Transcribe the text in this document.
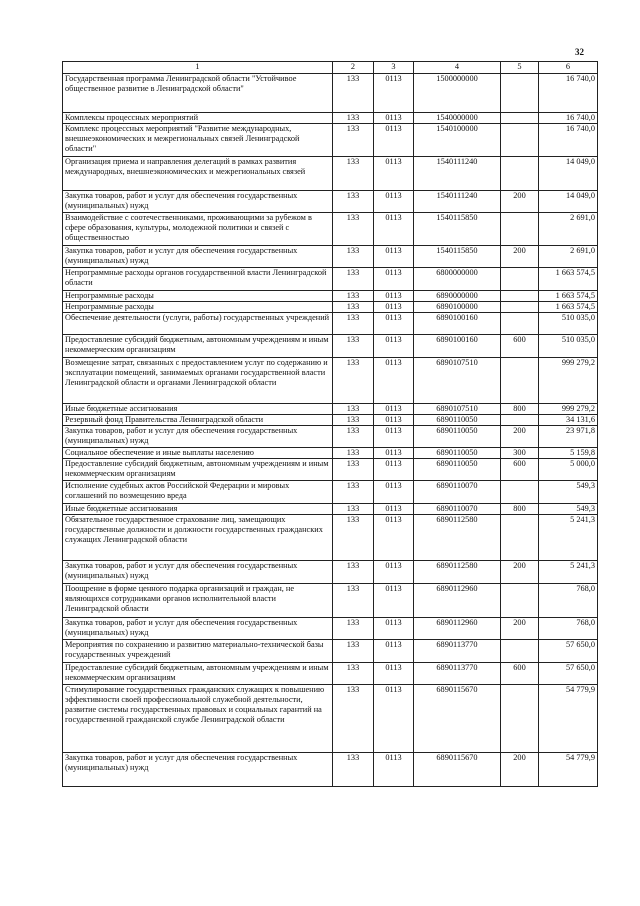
32
1	2	3	4	5	6
Государственная программа Ленинградской области "Устойчивое общественное развитие в Ленинградской области"	133	0113	1500000000		16 740,0
Комплексы процессных мероприятий	133	0113	1540000000		16 740,0
Комплекс процессных мероприятий "Развитие международных, внешнеэкономических и межрегиональных связей Ленинградской области"	133	0113	1540100000		16 740,0
Организация приема и направления делегаций в рамках развития международных, внешнеэкономических и межрегиональных связей	133	0113	1540111240		14 049,0
Закупка товаров, работ и услуг для обеспечения государственных (муниципальных) нужд	133	0113	1540111240	200	14 049,0
Взаимодействие с соотечественниками, проживающими за рубежом в сфере образования, культуры, молодежной политики и связей с общественностью	133	0113	1540115850		2 691,0
Закупка товаров, работ и услуг для обеспечения государственных (муниципальных) нужд	133	0113	1540115850	200	2 691,0
Непрограммные расходы органов государственной власти Ленинградской области	133	0113	6800000000		1 663 574,5
Непрограммные расходы	133	0113	6890000000		1 663 574,5
Непрограммные расходы	133	0113	6890100000		1 663 574,5
Обеспечение деятельности (услуги, работы) государственных учреждений	133	0113	6890100160		510 035,0
Предоставление субсидий бюджетным, автономным учреждениям и иным некоммерческим организациям	133	0113	6890100160	600	510 035,0
Возмещение затрат, связанных с предоставлением услуг по содержанию и эксплуатации помещений, занимаемых органами государственной власти Ленинградской области и органами Ленинградской области	133	0113	6890107510		999 279,2
Иные бюджетные ассигнования	133	0113	6890107510	800	999 279,2
Резервный фонд Правительства Ленинградской области	133	0113	6890110050		34 131,6
Закупка товаров, работ и услуг для обеспечения государственных (муниципальных) нужд	133	0113	6890110050	200	23 971,8
Социальное обеспечение и иные выплаты населению	133	0113	6890110050	300	5 159,8
Предоставление субсидий бюджетным, автономным учреждениям и иным некоммерческим организациям	133	0113	6890110050	600	5 000,0
Исполнение судебных актов Российской Федерации и мировых соглашений по возмещению вреда	133	0113	6890110070		549,3
Иные бюджетные ассигнования	133	0113	6890110070	800	549,3
Обязательное государственное страхование лиц, замещающих государственные должности и должности государственных гражданских служащих Ленинградской области	133	0113	6890112580		5 241,3
Закупка товаров, работ и услуг для обеспечения государственных (муниципальных) нужд	133	0113	6890112580	200	5 241,3
Поощрение в форме ценного подарка организаций и граждан, не являющихся сотрудниками органов исполнительной власти Ленинградской области	133	0113	6890112960		768,0
Закупка товаров, работ и услуг для обеспечения государственных (муниципальных) нужд	133	0113	6890112960	200	768,0
Мероприятия по сохранению и развитию материально-технической базы государственных учреждений	133	0113	6890113770		57 650,0
Предоставление субсидий бюджетным, автономным учреждениям и иным некоммерческим организациям	133	0113	6890113770	600	57 650,0
Стимулирование государственных гражданских служащих к повышению эффективности своей профессиональной служебной деятельности, развитие системы государственных правовых и социальных гарантий на государственной гражданской службе Ленинградской области	133	0113	6890115670		54 779,9
Закупка товаров, работ и услуг для обеспечения государственных (муниципальных) нужд	133	0113	6890115670	200	54 779,9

=-=-=-=-=

• _EXERCISE_: Write out the records above exactly as they stand, leaving out every picture.

• _EXPECTED ANSWER_:
Transcribe the text in this document.
32
1	2	3	4	5	6
Государственная программа Ленинградской области "Устойчивое общественное развитие в Ленинградской области"	133	0113	1500000000		16 740,0
Комплексы процессных мероприятий	133	0113	1540000000		16 740,0
Комплекс процессных мероприятий "Развитие международных, внешнеэкономических и межрегиональных связей Ленинградской области"	133	0113	1540100000		16 740,0
Организация приема и направления делегаций в рамках развития международных, внешнеэкономических и межрегиональных связей	133	0113	1540111240		14 049,0
Закупка товаров, работ и услуг для обеспечения государственных (муниципальных) нужд	133	0113	1540111240	200	14 049,0
Взаимодействие с соотечественниками, проживающими за рубежом в сфере образования, культуры, молодежной политики и связей с общественностью	133	0113	1540115850		2 691,0
Закупка товаров, работ и услуг для обеспечения государственных (муниципальных) нужд	133	0113	1540115850	200	2 691,0
Непрограммные расходы органов государственной власти Ленинградской области	133	0113	6800000000		1 663 574,5
Непрограммные расходы	133	0113	6890000000		1 663 574,5
Непрограммные расходы	133	0113	6890100000		1 663 574,5
Обеспечение деятельности (услуги, работы) государственных учреждений	133	0113	6890100160		510 035,0
Предоставление субсидий бюджетным, автономным учреждениям и иным некоммерческим организациям	133	0113	6890100160	600	510 035,0
Возмещение затрат, связанных с предоставлением услуг по содержанию и эксплуатации помещений, занимаемых органами государственной власти Ленинградской области и органами Ленинградской области	133	0113	6890107510		999 279,2
Иные бюджетные ассигнования	133	0113	6890107510	800	999 279,2
Резервный фонд Правительства Ленинградской области	133	0113	6890110050		34 131,6
Закупка товаров, работ и услуг для обеспечения государственных (муниципальных) нужд	133	0113	6890110050	200	23 971,8
Социальное обеспечение и иные выплаты населению	133	0113	6890110050	300	5 159,8
Предоставление субсидий бюджетным, автономным учреждениям и иным некоммерческим организациям	133	0113	6890110050	600	5 000,0
Исполнение судебных актов Российской Федерации и мировых соглашений по возмещению вреда	133	0113	6890110070		549,3
Иные бюджетные ассигнования	133	0113	6890110070	800	549,3
Обязательное государственное страхование лиц, замещающих государственные должности и должности государственных гражданских служащих Ленинградской области	133	0113	6890112580		5 241,3
Закупка товаров, работ и услуг для обеспечения государственных (муниципальных) нужд	133	0113	6890112580	200	5 241,3
Поощрение в форме ценного подарка организаций и граждан, не являющихся сотрудниками органов исполнительной власти Ленинградской области	133	0113	6890112960		768,0
Закупка товаров, работ и услуг для обеспечения государственных (муниципальных) нужд	133	0113	6890112960	200	768,0
Мероприятия по сохранению и развитию материально-технической базы государственных учреждений	133	0113	6890113770		57 650,0
Предоставление субсидий бюджетным, автономным учреждениям и иным некоммерческим организациям	133	0113	6890113770	600	57 650,0
Стимулирование государственных гражданских служащих к повышению эффективности своей профессиональной служебной деятельности, развитие системы государственных правовых и социальных гарантий на государственной гражданской службе Ленинградской области	133	0113	6890115670		54 779,9
Закупка товаров, работ и услуг для обеспечения государственных (муниципальных) нужд	133	0113	6890115670	200	54 779,9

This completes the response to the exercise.